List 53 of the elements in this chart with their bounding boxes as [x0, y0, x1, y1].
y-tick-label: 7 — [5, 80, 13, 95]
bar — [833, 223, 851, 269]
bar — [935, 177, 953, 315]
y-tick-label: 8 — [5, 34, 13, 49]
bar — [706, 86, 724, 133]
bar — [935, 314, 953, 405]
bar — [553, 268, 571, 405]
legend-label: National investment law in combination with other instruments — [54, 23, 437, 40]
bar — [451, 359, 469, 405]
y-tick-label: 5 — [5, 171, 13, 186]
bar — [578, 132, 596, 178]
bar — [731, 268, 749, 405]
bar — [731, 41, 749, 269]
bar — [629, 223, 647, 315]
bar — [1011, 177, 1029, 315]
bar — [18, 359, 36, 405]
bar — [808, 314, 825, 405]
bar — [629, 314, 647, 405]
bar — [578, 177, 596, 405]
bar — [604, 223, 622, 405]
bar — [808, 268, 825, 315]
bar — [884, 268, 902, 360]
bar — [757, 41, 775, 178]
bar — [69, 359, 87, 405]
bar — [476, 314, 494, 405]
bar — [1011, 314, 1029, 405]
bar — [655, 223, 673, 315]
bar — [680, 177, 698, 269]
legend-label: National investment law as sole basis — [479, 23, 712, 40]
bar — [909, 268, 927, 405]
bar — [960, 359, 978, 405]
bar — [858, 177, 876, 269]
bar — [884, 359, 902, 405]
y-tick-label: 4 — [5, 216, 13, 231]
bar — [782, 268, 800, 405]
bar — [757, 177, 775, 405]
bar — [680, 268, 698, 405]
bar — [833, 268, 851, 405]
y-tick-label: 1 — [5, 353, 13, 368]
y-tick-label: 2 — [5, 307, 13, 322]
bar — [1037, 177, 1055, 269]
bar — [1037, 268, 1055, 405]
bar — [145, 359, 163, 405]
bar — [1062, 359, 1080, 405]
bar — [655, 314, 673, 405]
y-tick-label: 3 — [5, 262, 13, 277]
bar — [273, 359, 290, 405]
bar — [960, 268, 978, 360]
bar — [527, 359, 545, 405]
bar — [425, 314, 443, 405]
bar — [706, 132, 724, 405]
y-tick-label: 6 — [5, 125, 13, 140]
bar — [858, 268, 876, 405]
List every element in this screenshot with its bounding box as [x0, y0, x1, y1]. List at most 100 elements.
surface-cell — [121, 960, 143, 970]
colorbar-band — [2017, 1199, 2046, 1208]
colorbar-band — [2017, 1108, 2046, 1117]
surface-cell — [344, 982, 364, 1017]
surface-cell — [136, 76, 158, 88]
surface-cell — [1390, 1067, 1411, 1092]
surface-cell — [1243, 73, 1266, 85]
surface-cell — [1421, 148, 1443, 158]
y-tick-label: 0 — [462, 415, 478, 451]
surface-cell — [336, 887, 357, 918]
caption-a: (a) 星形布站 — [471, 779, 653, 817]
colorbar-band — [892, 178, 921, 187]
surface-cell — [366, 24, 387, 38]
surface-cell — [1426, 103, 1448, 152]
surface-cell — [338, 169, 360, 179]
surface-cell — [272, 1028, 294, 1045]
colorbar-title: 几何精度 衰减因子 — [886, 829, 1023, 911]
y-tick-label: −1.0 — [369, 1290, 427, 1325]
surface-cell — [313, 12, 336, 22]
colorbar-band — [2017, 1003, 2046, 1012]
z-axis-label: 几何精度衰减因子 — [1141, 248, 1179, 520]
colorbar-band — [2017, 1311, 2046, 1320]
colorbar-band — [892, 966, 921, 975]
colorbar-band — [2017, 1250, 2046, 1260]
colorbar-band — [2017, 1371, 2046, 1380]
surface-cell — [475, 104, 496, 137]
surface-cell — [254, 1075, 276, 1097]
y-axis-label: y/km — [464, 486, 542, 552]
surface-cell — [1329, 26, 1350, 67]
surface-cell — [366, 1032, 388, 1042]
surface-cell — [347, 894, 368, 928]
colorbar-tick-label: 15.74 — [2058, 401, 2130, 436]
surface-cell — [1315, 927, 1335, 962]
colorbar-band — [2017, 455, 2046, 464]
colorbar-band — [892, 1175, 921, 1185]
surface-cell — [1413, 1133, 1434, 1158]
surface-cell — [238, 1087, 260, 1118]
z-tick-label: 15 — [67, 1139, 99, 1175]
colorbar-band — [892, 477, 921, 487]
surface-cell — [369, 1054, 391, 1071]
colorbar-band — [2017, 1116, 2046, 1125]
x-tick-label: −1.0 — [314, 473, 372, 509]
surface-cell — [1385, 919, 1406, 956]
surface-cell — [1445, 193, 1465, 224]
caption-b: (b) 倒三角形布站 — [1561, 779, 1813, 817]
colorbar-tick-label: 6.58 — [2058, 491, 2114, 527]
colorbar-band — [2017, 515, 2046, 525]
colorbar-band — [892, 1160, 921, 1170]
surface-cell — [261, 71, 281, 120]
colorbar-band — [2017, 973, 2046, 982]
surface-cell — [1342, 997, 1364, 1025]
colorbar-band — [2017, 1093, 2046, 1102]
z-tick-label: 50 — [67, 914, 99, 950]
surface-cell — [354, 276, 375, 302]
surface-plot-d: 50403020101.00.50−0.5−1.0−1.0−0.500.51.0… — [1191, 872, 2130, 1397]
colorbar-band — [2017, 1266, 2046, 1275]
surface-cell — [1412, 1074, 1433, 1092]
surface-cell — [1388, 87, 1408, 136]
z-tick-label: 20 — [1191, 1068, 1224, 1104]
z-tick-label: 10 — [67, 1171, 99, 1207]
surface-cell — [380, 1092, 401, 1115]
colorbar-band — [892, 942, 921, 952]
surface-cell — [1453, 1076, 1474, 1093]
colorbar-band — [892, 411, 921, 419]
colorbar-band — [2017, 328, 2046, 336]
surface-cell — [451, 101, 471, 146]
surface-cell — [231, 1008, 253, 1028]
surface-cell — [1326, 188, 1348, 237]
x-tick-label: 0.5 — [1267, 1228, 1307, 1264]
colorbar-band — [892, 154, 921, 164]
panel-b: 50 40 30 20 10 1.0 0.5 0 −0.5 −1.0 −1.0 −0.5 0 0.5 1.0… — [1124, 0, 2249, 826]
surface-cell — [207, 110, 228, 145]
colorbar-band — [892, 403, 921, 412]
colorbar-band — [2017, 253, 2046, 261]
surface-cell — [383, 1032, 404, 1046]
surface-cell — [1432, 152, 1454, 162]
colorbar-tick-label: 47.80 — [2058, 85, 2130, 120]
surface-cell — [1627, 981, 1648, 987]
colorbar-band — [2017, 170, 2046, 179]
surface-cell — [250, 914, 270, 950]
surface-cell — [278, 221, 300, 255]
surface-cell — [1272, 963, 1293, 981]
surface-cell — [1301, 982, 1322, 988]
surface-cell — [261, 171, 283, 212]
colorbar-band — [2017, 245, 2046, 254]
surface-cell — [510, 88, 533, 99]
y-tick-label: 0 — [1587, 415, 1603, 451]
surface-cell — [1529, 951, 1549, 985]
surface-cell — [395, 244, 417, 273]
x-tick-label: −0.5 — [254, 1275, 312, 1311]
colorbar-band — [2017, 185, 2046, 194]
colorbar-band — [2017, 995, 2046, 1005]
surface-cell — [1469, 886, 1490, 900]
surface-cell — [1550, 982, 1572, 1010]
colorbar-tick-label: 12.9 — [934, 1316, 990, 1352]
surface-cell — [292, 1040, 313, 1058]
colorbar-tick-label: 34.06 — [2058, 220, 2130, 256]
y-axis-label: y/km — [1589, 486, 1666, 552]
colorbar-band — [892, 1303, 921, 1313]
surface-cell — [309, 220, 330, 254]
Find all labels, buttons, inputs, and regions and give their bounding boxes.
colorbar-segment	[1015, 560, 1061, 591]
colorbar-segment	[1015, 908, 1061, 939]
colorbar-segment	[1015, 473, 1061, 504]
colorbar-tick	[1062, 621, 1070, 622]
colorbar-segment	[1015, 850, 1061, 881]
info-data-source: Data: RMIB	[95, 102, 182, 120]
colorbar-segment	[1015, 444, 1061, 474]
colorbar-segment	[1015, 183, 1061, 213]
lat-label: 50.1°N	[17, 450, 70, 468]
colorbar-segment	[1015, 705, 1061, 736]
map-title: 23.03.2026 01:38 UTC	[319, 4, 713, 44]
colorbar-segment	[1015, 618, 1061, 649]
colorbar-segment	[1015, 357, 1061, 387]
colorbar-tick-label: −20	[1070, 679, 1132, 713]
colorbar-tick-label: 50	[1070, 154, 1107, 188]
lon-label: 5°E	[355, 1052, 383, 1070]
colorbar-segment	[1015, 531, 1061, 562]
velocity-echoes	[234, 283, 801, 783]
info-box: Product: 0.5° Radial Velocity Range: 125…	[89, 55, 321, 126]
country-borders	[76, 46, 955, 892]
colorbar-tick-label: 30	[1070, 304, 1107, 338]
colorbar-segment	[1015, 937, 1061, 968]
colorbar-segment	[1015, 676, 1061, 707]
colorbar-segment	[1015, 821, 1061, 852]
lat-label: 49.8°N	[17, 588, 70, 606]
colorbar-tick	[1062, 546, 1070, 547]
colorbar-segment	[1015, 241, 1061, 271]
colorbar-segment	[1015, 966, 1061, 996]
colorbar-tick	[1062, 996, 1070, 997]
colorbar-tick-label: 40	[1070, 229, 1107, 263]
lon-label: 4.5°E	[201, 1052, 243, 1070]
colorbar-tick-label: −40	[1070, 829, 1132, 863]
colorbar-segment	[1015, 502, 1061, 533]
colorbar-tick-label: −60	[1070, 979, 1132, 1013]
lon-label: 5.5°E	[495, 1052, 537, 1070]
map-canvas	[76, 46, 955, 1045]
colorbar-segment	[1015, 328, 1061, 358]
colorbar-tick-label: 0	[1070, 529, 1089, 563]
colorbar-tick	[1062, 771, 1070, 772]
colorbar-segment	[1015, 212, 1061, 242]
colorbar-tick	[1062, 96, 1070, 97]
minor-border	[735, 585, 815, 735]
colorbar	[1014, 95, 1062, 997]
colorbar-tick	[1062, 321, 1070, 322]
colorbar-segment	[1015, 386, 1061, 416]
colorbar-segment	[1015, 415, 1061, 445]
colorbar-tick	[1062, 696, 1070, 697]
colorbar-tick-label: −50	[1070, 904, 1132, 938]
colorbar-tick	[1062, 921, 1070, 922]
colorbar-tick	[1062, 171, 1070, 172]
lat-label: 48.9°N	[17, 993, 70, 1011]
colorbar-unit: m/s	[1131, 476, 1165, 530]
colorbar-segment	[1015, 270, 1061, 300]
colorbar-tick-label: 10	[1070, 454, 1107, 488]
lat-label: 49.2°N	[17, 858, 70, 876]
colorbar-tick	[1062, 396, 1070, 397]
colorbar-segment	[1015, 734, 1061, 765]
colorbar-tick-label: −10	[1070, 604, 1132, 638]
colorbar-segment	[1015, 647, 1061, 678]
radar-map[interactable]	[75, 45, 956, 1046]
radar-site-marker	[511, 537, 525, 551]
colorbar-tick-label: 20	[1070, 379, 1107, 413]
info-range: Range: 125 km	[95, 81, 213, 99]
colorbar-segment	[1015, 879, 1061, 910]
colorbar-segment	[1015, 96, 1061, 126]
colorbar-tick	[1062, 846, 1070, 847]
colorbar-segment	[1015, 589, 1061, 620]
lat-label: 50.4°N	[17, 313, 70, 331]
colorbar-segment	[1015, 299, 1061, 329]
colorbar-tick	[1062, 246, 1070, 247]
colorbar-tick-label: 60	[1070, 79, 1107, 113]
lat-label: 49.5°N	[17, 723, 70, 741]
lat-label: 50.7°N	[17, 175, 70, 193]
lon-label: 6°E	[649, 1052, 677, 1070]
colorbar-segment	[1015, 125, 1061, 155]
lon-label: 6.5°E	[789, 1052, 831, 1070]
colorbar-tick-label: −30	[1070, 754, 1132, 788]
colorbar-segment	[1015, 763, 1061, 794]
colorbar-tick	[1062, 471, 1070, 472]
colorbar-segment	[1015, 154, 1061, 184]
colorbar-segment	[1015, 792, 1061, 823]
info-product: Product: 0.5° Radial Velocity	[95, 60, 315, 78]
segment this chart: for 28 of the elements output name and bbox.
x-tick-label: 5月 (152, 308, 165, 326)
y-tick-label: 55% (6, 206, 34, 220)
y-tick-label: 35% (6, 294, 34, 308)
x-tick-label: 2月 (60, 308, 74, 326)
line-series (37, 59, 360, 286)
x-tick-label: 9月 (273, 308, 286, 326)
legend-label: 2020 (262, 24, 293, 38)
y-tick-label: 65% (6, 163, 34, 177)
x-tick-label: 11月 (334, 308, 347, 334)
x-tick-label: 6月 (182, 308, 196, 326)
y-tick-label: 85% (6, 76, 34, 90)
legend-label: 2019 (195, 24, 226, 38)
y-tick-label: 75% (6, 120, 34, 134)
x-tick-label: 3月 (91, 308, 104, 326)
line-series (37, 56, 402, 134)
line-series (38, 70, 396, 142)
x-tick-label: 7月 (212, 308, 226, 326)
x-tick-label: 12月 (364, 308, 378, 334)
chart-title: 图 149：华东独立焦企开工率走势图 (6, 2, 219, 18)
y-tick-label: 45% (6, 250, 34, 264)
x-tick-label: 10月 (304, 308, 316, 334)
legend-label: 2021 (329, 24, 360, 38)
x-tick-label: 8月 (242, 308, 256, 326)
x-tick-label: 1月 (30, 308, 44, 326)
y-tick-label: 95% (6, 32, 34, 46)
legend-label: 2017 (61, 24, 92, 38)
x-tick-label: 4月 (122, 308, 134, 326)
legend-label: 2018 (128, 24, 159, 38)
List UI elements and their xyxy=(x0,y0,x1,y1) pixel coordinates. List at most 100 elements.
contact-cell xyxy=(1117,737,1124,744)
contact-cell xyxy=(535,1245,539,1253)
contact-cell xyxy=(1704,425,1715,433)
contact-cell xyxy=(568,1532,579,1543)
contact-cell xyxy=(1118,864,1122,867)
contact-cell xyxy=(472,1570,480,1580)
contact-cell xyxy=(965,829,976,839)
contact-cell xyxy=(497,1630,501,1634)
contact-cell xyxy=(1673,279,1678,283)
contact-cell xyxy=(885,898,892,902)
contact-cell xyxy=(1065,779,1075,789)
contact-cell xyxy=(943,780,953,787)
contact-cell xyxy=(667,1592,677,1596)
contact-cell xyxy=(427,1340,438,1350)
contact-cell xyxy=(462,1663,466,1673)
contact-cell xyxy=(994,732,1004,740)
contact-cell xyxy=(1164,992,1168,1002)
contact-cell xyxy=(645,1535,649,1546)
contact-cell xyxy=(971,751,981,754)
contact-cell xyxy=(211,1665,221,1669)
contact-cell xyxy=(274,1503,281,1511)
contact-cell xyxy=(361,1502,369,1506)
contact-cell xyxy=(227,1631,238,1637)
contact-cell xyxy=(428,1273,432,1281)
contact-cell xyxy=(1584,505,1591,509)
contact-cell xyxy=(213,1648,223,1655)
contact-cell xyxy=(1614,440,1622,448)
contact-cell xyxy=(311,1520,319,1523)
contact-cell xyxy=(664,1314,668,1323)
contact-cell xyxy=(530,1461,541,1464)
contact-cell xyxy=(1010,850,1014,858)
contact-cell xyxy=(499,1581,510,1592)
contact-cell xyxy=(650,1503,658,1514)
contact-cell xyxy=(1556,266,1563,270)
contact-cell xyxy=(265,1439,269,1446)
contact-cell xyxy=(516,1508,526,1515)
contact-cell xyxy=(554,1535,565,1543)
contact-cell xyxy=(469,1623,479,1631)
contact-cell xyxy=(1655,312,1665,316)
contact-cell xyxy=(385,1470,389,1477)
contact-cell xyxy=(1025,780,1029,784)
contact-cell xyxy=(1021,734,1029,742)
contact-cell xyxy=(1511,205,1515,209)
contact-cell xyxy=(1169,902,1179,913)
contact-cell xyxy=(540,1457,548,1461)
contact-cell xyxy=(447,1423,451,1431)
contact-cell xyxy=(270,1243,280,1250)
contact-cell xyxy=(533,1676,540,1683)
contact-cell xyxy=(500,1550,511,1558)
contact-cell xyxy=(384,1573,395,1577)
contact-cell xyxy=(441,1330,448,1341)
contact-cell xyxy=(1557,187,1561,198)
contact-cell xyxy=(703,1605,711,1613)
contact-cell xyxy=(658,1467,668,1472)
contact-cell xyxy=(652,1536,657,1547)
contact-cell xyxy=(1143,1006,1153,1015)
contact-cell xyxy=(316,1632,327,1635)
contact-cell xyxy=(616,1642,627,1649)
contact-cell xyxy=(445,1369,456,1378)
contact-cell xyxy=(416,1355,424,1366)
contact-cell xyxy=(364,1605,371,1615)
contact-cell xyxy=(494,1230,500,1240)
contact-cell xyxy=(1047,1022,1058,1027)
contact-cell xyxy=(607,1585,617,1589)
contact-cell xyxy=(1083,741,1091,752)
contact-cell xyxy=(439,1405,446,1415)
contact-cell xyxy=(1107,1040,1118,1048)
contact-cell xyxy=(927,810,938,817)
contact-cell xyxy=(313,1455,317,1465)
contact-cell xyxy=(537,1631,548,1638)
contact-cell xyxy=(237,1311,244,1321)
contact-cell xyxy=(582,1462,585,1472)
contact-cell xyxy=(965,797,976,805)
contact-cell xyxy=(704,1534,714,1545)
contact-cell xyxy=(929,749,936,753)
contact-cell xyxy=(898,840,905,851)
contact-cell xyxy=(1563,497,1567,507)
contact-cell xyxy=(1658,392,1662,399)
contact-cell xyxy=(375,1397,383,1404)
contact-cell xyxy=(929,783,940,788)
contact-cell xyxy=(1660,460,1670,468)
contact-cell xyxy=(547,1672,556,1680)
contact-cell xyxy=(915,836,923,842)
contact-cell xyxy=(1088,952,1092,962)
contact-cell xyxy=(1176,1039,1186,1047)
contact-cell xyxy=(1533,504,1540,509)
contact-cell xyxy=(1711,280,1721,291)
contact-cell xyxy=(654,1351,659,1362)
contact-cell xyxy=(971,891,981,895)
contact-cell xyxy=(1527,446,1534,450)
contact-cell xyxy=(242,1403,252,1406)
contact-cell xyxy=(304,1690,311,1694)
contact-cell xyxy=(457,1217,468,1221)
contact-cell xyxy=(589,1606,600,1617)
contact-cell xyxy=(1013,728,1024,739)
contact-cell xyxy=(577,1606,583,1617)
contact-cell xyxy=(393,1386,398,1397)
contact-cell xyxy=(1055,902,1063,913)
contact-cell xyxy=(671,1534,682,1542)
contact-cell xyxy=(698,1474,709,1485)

• • •

Format the items above as a numbered list, from the first line through the line containing "y-tick-label: 3 — [5, 262, 13, 277]", with blank lines omitted.

▶ _Exercise output_:
1. List 53 of the elements in this chart with their bounding boxes as [x0, y0, x1, y1].
2. y-tick-label: 7 — [5, 80, 13, 95]
3. bar — [833, 223, 851, 269]
4. bar — [935, 177, 953, 315]
5. y-tick-label: 8 — [5, 34, 13, 49]
6. bar — [706, 86, 724, 133]
7. bar — [935, 314, 953, 405]
8. bar — [553, 268, 571, 405]
9. legend-label: National investment law in combination with other instruments — [54, 23, 437, 40]
10. bar — [451, 359, 469, 405]
11. y-tick-label: 5 — [5, 171, 13, 186]
12. bar — [578, 132, 596, 178]
13. bar — [731, 268, 749, 405]
14. bar — [731, 41, 749, 269]
15. bar — [629, 223, 647, 315]
16. bar — [1011, 177, 1029, 315]
17. bar — [18, 359, 36, 405]
18. bar — [808, 314, 825, 405]
19. bar — [629, 314, 647, 405]
20. bar — [578, 177, 596, 405]
21. bar — [604, 223, 622, 405]
22. bar — [808, 268, 825, 315]
23. bar — [884, 268, 902, 360]
24. bar — [757, 41, 775, 178]
25. bar — [69, 359, 87, 405]
26. bar — [476, 314, 494, 405]
27. bar — [1011, 314, 1029, 405]
28. bar — [655, 223, 673, 315]
29. bar — [680, 177, 698, 269]
30. legend-label: National investment law as sole basis — [479, 23, 712, 40]
31. bar — [909, 268, 927, 405]
32. bar — [960, 359, 978, 405]
33. bar — [858, 177, 876, 269]
34. bar — [884, 359, 902, 405]
35. y-tick-label: 4 — [5, 216, 13, 231]
36. bar — [782, 268, 800, 405]
37. bar — [757, 177, 775, 405]
38. bar — [680, 268, 698, 405]
39. bar — [833, 268, 851, 405]
40. y-tick-label: 1 — [5, 353, 13, 368]
41. y-tick-label: 2 — [5, 307, 13, 322]
42. bar — [1037, 177, 1055, 269]
43. bar — [1037, 268, 1055, 405]
44. bar — [145, 359, 163, 405]
45. bar — [1062, 359, 1080, 405]
46. bar — [655, 314, 673, 405]
47. y-tick-label: 3 — [5, 262, 13, 277]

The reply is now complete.